* AIM OF THE TASK
Each record needs to be echoed exactly; can you do that?

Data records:

━━━━

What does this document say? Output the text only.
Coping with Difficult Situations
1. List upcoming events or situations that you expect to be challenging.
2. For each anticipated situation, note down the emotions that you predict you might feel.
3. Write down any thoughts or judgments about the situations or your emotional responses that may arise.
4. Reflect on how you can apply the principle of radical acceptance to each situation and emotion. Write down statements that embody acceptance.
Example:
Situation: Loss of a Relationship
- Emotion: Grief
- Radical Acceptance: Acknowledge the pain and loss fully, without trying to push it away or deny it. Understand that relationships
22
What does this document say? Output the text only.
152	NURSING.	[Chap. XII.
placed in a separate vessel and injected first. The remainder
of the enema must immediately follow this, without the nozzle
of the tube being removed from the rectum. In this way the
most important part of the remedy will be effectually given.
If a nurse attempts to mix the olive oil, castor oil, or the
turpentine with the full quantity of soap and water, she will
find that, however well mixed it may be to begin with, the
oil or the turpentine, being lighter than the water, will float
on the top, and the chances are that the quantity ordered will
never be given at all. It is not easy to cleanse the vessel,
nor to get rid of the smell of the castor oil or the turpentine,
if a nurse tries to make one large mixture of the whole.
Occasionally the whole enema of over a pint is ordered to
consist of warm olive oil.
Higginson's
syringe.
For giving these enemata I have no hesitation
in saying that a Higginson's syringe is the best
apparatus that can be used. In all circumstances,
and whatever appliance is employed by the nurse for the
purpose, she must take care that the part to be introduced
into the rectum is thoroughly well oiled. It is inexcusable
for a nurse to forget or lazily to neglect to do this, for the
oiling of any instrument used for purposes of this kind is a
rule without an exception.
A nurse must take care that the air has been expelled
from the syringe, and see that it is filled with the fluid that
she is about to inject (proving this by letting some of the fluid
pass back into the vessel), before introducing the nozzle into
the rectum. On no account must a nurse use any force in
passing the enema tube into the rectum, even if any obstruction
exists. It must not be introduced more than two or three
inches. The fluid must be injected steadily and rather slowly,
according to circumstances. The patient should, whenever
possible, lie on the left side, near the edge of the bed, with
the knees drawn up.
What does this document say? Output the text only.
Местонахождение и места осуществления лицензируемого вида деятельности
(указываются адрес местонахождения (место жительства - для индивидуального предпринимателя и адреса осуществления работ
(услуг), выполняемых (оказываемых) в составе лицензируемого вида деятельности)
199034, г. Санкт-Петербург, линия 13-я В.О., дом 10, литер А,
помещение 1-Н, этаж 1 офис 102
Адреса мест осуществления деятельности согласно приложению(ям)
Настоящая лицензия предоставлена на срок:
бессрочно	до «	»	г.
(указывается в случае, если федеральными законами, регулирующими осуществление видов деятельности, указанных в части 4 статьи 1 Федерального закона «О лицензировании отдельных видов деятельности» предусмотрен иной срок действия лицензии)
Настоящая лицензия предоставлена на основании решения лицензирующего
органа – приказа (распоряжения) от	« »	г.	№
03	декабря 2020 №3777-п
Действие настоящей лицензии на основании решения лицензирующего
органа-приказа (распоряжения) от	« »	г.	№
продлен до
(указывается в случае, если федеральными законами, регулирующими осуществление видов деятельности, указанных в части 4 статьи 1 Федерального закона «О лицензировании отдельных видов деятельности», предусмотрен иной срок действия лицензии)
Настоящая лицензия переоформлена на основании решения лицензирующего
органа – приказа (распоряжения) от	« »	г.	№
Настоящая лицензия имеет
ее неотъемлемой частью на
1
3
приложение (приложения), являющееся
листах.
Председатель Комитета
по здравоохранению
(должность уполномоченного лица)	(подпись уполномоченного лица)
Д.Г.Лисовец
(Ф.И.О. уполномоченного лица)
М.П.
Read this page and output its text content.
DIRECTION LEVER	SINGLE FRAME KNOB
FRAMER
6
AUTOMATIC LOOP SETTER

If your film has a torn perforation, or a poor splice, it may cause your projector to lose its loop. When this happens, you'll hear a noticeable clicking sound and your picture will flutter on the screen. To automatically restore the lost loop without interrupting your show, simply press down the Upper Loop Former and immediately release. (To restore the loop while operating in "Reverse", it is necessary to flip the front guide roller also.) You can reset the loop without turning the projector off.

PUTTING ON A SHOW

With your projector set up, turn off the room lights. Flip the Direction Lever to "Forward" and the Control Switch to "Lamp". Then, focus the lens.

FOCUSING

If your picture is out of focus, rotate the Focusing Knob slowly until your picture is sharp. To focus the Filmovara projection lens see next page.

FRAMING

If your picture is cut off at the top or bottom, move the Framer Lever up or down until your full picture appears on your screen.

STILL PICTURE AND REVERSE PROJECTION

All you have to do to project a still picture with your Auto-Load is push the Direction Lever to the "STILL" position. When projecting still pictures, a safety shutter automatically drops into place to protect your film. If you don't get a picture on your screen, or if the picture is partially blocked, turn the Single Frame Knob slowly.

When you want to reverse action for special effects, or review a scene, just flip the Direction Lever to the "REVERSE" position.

━━━━

* RESULT
What does this document say? Output the text only.
Coping with Difficult Situations
1. List upcoming events or situations that you expect to be challenging.
2. For each anticipated situation, note down the emotions that you predict you might feel.
3. Write down any thoughts or judgments about the situations or your emotional responses that may arise.
4. Reflect on how you can apply the principle of radical acceptance to each situation and emotion. Write down statements that embody acceptance.
Example:
Situation: Loss of a Relationship
- Emotion: Grief
- Radical Acceptance: Acknowledge the pain and loss fully, without trying to push it away or deny it. Understand that relationships
22
What does this document say? Output the text only.
152	NURSING.	[Chap. XII.
placed in a separate vessel and injected first. The remainder
of the enema must immediately follow this, without the nozzle
of the tube being removed from the rectum. In this way the
most important part of the remedy will be effectually given.
If a nurse attempts to mix the olive oil, castor oil, or the
turpentine with the full quantity of soap and water, she will
find that, however well mixed it may be to begin with, the
oil or the turpentine, being lighter than the water, will float
on the top, and the chances are that the quantity ordered will
never be given at all. It is not easy to cleanse the vessel,
nor to get rid of the smell of the castor oil or the turpentine,
if a nurse tries to make one large mixture of the whole.
Occasionally the whole enema of over a pint is ordered to
consist of warm olive oil.
Higginson's
syringe.
For giving these enemata I have no hesitation
in saying that a Higginson's syringe is the best
apparatus that can be used. In all circumstances,
and whatever appliance is employed by the nurse for the
purpose, she must take care that the part to be introduced
into the rectum is thoroughly well oiled. It is inexcusable
for a nurse to forget or lazily to neglect to do this, for the
oiling of any instrument used for purposes of this kind is a
rule without an exception.
A nurse must take care that the air has been expelled
from the syringe, and see that it is filled with the fluid that
she is about to inject (proving this by letting some of the fluid
pass back into the vessel), before introducing the nozzle into
the rectum. On no account must a nurse use any force in
passing the enema tube into the rectum, even if any obstruction
exists. It must not be introduced more than two or three
inches. The fluid must be injected steadily and rather slowly,
according to circumstances. The patient should, whenever
possible, lie on the left side, near the edge of the bed, with
the knees drawn up.
What does this document say? Output the text only.
Местонахождение и места осуществления лицензируемого вида деятельности
(указываются адрес местонахождения (место жительства - для индивидуального предпринимателя и адреса осуществления работ
(услуг), выполняемых (оказываемых) в составе лицензируемого вида деятельности)
199034, г. Санкт-Петербург, линия 13-я В.О., дом 10, литер А,
помещение 1-Н, этаж 1 офис 102
Адреса мест осуществления деятельности согласно приложению(ям)
Настоящая лицензия предоставлена на срок:
бессрочно	до «	»	г.
(указывается в случае, если федеральными законами, регулирующими осуществление видов деятельности, указанных в части 4 статьи 1 Федерального закона «О лицензировании отдельных видов деятельности» предусмотрен иной срок действия лицензии)
Настоящая лицензия предоставлена на основании решения лицензирующего
органа – приказа (распоряжения) от	« »	г.	№
03	декабря 2020 №3777-п
Действие настоящей лицензии на основании решения лицензирующего
органа-приказа (распоряжения) от	« »	г.	№
продлен до
(указывается в случае, если федеральными законами, регулирующими осуществление видов деятельности, указанных в части 4 статьи 1 Федерального закона «О лицензировании отдельных видов деятельности», предусмотрен иной срок действия лицензии)
Настоящая лицензия переоформлена на основании решения лицензирующего
органа – приказа (распоряжения) от	« »	г.	№
Настоящая лицензия имеет
ее неотъемлемой частью на
1
3
приложение (приложения), являющееся
листах.
Председатель Комитета
по здравоохранению
(должность уполномоченного лица)	(подпись уполномоченного лица)
Д.Г.Лисовец
(Ф.И.О. уполномоченного лица)
М.П.
Read this page and output its text content.
DIRECTION LEVER	SINGLE FRAME KNOB
FRAMER
6
AUTOMATIC LOOP SETTER

If your film has a torn perforation, or a poor splice, it may cause your projector to lose its loop. When this happens, you'll hear a noticeable clicking sound and your picture will flutter on the screen. To automatically restore the lost loop without interrupting your show, simply press down the Upper Loop Former and immediately release. (To restore the loop while operating in "Reverse", it is necessary to flip the front guide roller also.) You can reset the loop without turning the projector off.

PUTTING ON A SHOW

With your projector set up, turn off the room lights. Flip the Direction Lever to "Forward" and the Control Switch to "Lamp". Then, focus the lens.

FOCUSING

If your picture is out of focus, rotate the Focusing Knob slowly until your picture is sharp. To focus the Filmovara projection lens see next page.

FRAMING

If your picture is cut off at the top or bottom, move the Framer Lever up or down until your full picture appears on your screen.

STILL PICTURE AND REVERSE PROJECTION

All you have to do to project a still picture with your Auto-Load is push the Direction Lever to the "STILL" position. When projecting still pictures, a safety shutter automatically drops into place to protect your film. If you don't get a picture on your screen, or if the picture is partially blocked, turn the Single Frame Knob slowly.

When you want to reverse action for special effects, or review a scene, just flip the Direction Lever to the "REVERSE" position.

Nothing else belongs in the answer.